--- START OF Task data ---

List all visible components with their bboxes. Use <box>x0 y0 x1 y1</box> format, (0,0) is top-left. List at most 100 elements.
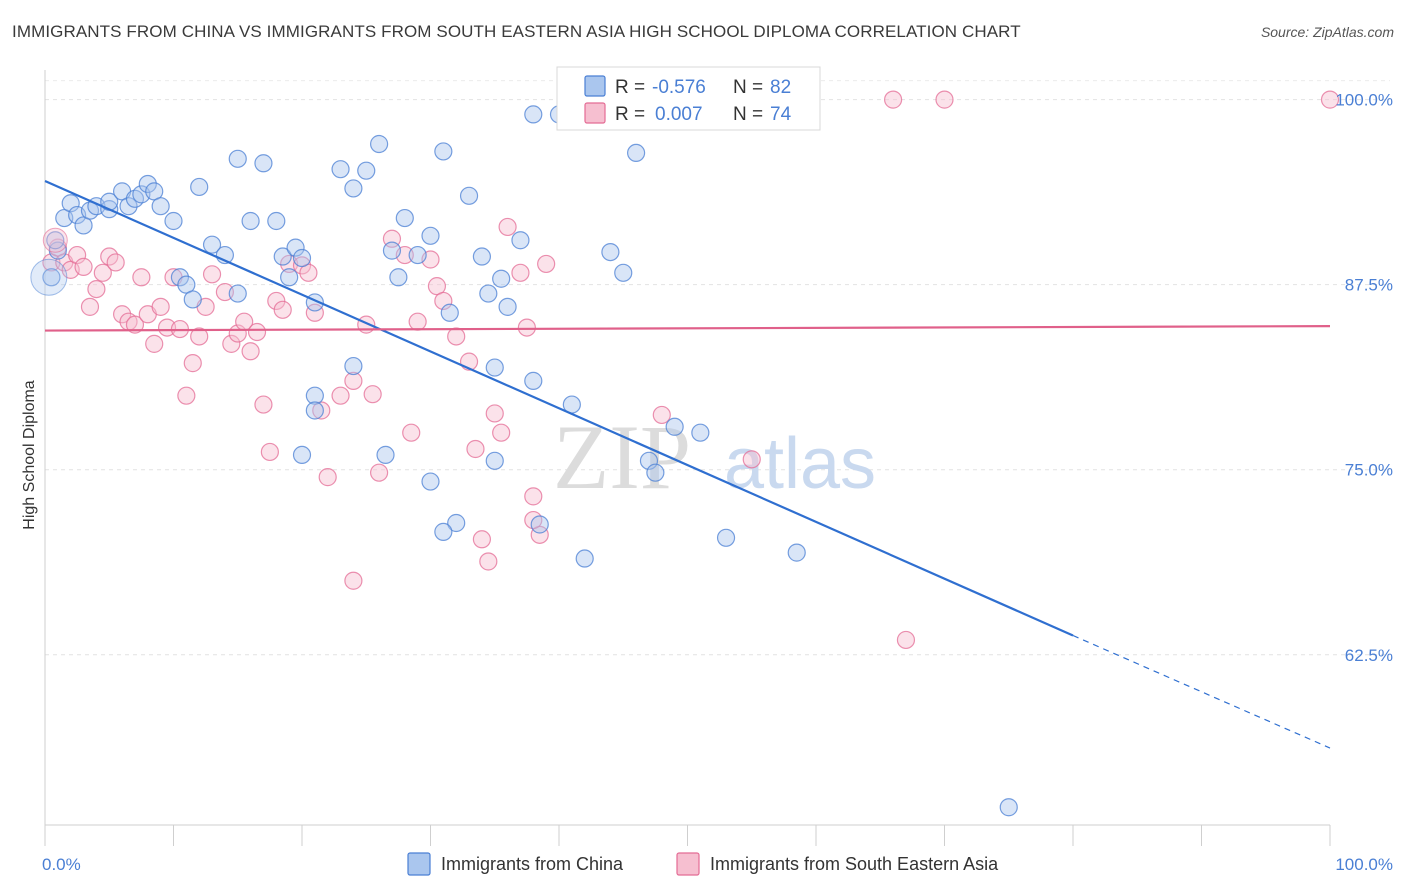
y-axis-title: High School Diploma <box>21 380 38 530</box>
point-china-cluster <box>30 258 68 296</box>
point-sea <box>132 268 151 287</box>
point-sea <box>125 315 145 334</box>
point-china <box>292 248 312 268</box>
point-china <box>138 174 157 194</box>
bottom-legend-label-sea: Immigrants from South Eastern Asia <box>710 854 999 874</box>
point-china <box>286 238 305 257</box>
legend-r-label-china: R = <box>615 77 645 98</box>
point-sea <box>267 291 286 311</box>
watermark: ZIP atlas <box>553 406 876 508</box>
point-china <box>524 105 543 124</box>
point-sea <box>80 297 100 316</box>
trend-lines <box>44 180 1331 749</box>
point-china <box>408 245 427 265</box>
x-tick-label: 0.0% <box>42 855 81 874</box>
point-sea <box>479 552 498 571</box>
chart-title: IMMIGRANTS FROM CHINA VS IMMIGRANTS FROM… <box>12 22 1021 41</box>
point-china <box>472 247 491 266</box>
point-china <box>376 445 395 465</box>
point-sea <box>370 463 389 482</box>
point-sea <box>254 395 273 414</box>
bottom-legend-swatch-china <box>407 852 431 876</box>
point-sea <box>408 312 427 331</box>
point-china <box>691 423 710 442</box>
point-sea <box>472 530 491 549</box>
legend-swatch-sea <box>584 102 606 124</box>
point-sea <box>241 342 260 361</box>
legend-n-label-china: N = <box>733 77 763 98</box>
bottom-legend-label-china: Immigrants from China <box>441 854 624 874</box>
point-china <box>292 445 312 465</box>
point-china <box>389 268 408 287</box>
bottom-legend: Immigrants from China Immigrants from So… <box>407 852 999 876</box>
chart-source: Source: ZipAtlas.com <box>1260 24 1394 40</box>
point-china <box>485 451 504 470</box>
point-china <box>395 208 414 228</box>
point-china <box>357 161 376 180</box>
point-china <box>665 417 684 436</box>
point-sea <box>183 354 202 373</box>
point-sea <box>74 257 93 276</box>
point-sea <box>151 297 170 316</box>
trend-line-sea <box>44 325 1331 332</box>
legend-n-value-china: 82 <box>770 77 791 98</box>
point-china <box>331 160 350 179</box>
point-china <box>344 179 363 198</box>
data-points <box>30 83 1340 817</box>
point-sea <box>292 256 312 275</box>
point-sea-cluster <box>42 227 68 253</box>
bottom-legend-swatch-sea <box>676 852 700 876</box>
point-china <box>434 142 453 161</box>
point-china <box>164 211 183 231</box>
point-sea <box>222 334 241 353</box>
legend-swatch-china <box>584 75 606 97</box>
point-sea <box>106 253 125 272</box>
point-sea <box>202 265 222 284</box>
point-china <box>280 268 299 287</box>
point-china <box>273 247 292 266</box>
point-sea <box>305 303 324 322</box>
point-china <box>575 549 594 568</box>
point-china <box>459 186 479 205</box>
point-sea <box>68 245 87 265</box>
point-sea <box>344 571 363 590</box>
point-china <box>999 798 1018 817</box>
gridlines <box>45 80 1390 656</box>
point-china <box>370 134 389 154</box>
point-sea <box>935 90 954 109</box>
point-china <box>241 211 260 231</box>
point-china <box>190 177 209 197</box>
point-sea <box>492 423 511 442</box>
point-china <box>626 143 646 163</box>
point-sea <box>93 263 112 282</box>
point-china <box>151 197 170 216</box>
point-china <box>639 451 659 470</box>
point-sea <box>331 386 350 405</box>
trend-line-china-extension <box>1072 634 1331 749</box>
point-sea <box>273 300 292 319</box>
point-china <box>646 463 665 482</box>
y-tick-label: 100.0% <box>1335 91 1393 110</box>
y-tick-label: 62.5% <box>1345 646 1393 665</box>
point-sea <box>485 404 504 423</box>
point-sea <box>652 405 671 425</box>
point-china <box>498 297 517 316</box>
point-china <box>716 528 736 547</box>
x-tick-labels: 0.0% 100.0% <box>42 855 1393 874</box>
point-sea <box>517 318 536 337</box>
point-china <box>440 303 459 322</box>
point-sea <box>87 279 106 299</box>
point-sea <box>447 327 466 346</box>
point-china <box>421 472 440 491</box>
y-tick-label: 75.0% <box>1345 461 1393 480</box>
point-sea <box>112 305 132 324</box>
point-china <box>42 268 61 287</box>
watermark-atlas: atlas <box>724 424 876 504</box>
axes <box>44 70 1331 846</box>
point-china <box>492 269 511 288</box>
point-sea <box>466 439 485 459</box>
point-sea <box>363 385 382 404</box>
point-china <box>267 211 286 231</box>
x-tick-label: 100.0% <box>1335 855 1393 874</box>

--- END OF Task data ---

What you are asked to do →
State how many lines in the data above contain the string "tick", giving only the number.

Output →
6